After obtaining Faces Context from servlet or filter, you can:
- access managed beans in application or session scope from your custom servlet or servlet filter
- get or set the current view id
- perform authentication and session management
- generate additional content to be displayed in a faces component
- and so on
Class AbstractFacesServlet provides extra methods to establish communication between our custom server and Faces Controller:
protected javax.faces.context.FacesContext getFacesContext(javax.servlet.http.HttpServletRequest request,
javax.servlet.http.HttpServletResponse response);
protected javax.faces.application.Application getApplication(javax.faces.context.FacesContext ctx);
protected java.lang.Object getManagedBean(java.lang.String beanName, javax.faces.context.FacesContext ctx);
The AbstractServletRequestWrapper class we can use in our filters also provides simillar methods.

● **DATASET EXCERPTS**:
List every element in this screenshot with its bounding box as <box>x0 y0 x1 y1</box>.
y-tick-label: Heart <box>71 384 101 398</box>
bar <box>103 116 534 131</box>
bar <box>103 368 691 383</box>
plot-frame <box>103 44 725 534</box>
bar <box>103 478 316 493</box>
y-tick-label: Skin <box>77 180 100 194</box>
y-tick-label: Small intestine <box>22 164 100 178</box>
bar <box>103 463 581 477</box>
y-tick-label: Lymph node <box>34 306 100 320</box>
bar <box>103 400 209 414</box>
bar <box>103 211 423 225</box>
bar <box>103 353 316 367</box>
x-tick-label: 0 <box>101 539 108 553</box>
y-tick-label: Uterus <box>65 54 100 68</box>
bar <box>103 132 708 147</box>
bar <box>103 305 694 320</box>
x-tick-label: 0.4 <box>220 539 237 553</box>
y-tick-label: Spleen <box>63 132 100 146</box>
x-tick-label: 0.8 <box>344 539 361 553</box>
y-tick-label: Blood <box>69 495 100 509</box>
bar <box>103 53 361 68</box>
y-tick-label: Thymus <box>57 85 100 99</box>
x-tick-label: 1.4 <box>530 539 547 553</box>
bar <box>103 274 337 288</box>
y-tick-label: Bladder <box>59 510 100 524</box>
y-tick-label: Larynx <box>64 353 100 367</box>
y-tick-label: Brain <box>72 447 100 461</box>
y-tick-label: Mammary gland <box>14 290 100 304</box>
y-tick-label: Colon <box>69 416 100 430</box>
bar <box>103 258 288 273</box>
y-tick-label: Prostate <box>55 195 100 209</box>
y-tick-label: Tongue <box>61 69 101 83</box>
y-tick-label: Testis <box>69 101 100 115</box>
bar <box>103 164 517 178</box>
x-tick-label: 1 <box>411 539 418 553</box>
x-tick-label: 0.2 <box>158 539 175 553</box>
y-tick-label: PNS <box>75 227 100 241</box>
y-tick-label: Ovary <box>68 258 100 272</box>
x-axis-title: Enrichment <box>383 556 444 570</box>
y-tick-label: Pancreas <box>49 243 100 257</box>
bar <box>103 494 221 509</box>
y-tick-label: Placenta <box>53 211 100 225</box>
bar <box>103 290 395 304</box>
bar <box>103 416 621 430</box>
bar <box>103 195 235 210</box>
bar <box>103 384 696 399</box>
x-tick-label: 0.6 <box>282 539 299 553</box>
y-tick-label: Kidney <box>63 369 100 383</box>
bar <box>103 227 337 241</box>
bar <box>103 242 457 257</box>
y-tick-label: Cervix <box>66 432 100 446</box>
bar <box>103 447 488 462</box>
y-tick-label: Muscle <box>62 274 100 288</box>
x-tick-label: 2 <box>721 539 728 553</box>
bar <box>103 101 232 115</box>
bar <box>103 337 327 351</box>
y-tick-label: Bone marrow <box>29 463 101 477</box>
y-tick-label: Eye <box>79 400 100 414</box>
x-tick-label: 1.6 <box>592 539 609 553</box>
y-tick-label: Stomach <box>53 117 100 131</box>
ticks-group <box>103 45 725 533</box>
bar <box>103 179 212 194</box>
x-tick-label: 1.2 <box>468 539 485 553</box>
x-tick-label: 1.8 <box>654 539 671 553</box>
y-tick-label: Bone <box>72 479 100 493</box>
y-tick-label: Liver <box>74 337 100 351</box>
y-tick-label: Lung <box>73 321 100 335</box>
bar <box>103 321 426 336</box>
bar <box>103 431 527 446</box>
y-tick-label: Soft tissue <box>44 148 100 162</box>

● **WHAT YOU WILL DO**:
[A] List the methods that the passage on Faces Context says class AbstractFacesServlet provides.
[B] According to the passage on Faces Context, why does class AbstractFacesServlet provide extra methods?
The items have no connection to the passage on Faces Context.

● **ANSWERS BY TASK**:
[A] getFacesContext, getApplication, getManagedBean

[B] The methods establish communication between the custom server and Faces Controller.